**Page**
P3:   Lending has at all times to be cautious, responsible and fair.

  1. Credit and its servicing must be productive for the borrower.
  2. Responsible lending requires the provision of all necessary information and advice to consumers and liability for missing and incorrect information.
  3. No lender should be allowed to exploit the weakness, need or naivety of borrowers.
  4. Early repayment, without penalty, must be possible.
  5. The conditions under which consumers can refinance or reschedule their debt should be regulated.

P4:   Adaptation should be preferred to credit cancellation and destruction.

  1. There is a need for effective protection against unfair credit cancellation.
  2. Default charges should be adequate to cover losses only.

P5:   Protective legislation has to be effective.

  1. Credit regulation has to cover all non-commercial users.
  2. Credit regulation has to cover all commercial forms of credit provision.
  3. Credit regulation has to cover the whole process of credit extension as experienced by its users.
  4. Credit regulation has to encourage efficient social and economic effects of credit extension.

**Data excerpts**
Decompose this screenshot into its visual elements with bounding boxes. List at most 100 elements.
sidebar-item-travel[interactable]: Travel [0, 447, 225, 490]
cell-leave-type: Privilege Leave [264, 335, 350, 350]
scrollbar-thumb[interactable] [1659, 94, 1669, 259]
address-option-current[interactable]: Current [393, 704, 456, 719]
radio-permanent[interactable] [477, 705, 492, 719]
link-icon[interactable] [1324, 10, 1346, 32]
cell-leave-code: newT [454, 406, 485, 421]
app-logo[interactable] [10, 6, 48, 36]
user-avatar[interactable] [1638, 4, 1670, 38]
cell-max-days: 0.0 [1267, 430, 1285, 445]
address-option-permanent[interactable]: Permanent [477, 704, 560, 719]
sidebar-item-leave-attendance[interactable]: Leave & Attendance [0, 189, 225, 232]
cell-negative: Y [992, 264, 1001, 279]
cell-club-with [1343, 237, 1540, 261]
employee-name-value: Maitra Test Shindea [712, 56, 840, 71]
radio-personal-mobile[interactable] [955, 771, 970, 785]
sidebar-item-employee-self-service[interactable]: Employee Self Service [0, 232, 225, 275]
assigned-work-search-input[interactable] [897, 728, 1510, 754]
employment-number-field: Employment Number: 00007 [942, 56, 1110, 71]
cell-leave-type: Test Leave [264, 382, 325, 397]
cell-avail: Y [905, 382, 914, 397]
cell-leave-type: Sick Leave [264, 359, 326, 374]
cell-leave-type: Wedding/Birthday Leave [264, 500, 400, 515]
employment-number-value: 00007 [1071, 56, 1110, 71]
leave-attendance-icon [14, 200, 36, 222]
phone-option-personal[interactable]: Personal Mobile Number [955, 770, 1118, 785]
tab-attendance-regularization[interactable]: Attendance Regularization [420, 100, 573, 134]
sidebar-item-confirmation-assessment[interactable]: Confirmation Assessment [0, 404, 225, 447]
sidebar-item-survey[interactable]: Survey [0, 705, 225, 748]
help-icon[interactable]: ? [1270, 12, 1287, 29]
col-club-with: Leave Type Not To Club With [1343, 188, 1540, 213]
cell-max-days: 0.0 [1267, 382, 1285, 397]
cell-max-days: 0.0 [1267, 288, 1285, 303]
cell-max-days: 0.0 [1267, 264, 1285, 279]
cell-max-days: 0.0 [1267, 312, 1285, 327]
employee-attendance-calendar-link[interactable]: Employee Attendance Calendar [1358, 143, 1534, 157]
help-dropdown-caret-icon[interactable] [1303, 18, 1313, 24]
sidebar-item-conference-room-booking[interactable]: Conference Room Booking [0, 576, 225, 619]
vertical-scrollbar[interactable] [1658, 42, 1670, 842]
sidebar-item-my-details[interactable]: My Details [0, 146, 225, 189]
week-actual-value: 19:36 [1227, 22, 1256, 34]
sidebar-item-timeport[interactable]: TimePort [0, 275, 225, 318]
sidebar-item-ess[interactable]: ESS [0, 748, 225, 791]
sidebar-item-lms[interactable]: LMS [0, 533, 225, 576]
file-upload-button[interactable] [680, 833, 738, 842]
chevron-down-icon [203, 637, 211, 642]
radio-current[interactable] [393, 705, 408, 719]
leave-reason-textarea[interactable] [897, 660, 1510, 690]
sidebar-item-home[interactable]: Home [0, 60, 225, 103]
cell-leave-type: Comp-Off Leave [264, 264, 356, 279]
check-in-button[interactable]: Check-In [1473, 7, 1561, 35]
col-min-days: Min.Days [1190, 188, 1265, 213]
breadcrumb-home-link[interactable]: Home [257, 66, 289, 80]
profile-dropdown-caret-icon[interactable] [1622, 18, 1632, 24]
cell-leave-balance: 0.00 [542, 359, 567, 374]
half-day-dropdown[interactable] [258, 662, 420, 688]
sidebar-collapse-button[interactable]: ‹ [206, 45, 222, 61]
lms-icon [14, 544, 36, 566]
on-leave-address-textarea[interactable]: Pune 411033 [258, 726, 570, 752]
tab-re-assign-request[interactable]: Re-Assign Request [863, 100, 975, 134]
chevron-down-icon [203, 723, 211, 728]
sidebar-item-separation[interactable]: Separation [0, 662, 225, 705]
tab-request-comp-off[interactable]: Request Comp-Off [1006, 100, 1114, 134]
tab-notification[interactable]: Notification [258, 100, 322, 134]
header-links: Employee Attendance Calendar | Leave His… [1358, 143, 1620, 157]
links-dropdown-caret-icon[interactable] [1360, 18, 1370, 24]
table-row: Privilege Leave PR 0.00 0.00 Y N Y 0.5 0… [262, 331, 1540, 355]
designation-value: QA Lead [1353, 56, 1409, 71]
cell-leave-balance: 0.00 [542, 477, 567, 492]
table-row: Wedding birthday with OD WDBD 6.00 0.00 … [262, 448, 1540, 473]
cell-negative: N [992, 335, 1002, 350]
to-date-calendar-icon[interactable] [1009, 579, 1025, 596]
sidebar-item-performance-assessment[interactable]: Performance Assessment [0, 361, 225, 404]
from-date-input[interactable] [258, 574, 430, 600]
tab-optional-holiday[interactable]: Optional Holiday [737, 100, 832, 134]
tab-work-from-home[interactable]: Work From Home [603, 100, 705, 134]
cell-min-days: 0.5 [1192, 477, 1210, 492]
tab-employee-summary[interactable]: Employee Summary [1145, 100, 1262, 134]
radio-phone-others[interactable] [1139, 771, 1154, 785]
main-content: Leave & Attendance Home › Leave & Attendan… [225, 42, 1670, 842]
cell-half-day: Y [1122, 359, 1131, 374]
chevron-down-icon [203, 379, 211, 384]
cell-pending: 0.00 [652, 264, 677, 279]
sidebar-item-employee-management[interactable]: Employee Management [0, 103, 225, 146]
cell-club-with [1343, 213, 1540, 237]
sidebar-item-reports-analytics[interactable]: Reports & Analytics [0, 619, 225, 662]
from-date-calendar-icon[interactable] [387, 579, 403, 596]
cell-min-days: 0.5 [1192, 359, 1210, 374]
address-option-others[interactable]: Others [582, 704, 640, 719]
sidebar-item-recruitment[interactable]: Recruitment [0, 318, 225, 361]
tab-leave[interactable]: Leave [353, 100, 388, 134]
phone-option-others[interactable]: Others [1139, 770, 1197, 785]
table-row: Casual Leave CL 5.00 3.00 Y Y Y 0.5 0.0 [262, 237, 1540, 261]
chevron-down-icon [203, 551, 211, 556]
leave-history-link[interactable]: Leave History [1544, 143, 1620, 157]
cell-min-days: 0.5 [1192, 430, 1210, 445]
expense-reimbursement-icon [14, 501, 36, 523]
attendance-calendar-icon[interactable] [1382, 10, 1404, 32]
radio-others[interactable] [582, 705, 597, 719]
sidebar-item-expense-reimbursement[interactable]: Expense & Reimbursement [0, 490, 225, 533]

**Request**
Resume the statement of lending principles, picking up after its final item on credit regulation.

**The result**
P6:   Overindebtedness should be a public concern.

  1. Profit-driven systems cannot cope with over-indebtedness.
  2. Consumers should have a right to discharge.
  3. Bankruptcy procedures should lead to rehabilitation and not to retorsion.

P7:   Borrowers must have adequate means to defend their rights and be free to voice their concerns.

  1. There should be adequate individual as well as collective legal procedures to enforce borrowers’ rights.
  2. Critical public awareness is crucial for the development a fair and responsible distribution of credit.




      Section A.  Why we are concerned

  1. For today’s consumers, consumer credit contracts now rank as high in importance as contracts for employment. But overindebtedness has also become a similar threat in modern times to unemployment in the last century. Sustainable development therefore requires access to responsible credit products and services.

    At the present time many consumer credit agreements are far from transparent, and involve terms and conditions that are at best confusing and at worst, deliberately misleading to consumers. These agreements often involve multiple firms, and anticipate that consumers will pay additional fees for unforeseen contingencies; many also require the purchase of linked services such as insurance of unpaid balances. The consequences for consumers who are unwilling or unable to pay attention to these details can be devastating.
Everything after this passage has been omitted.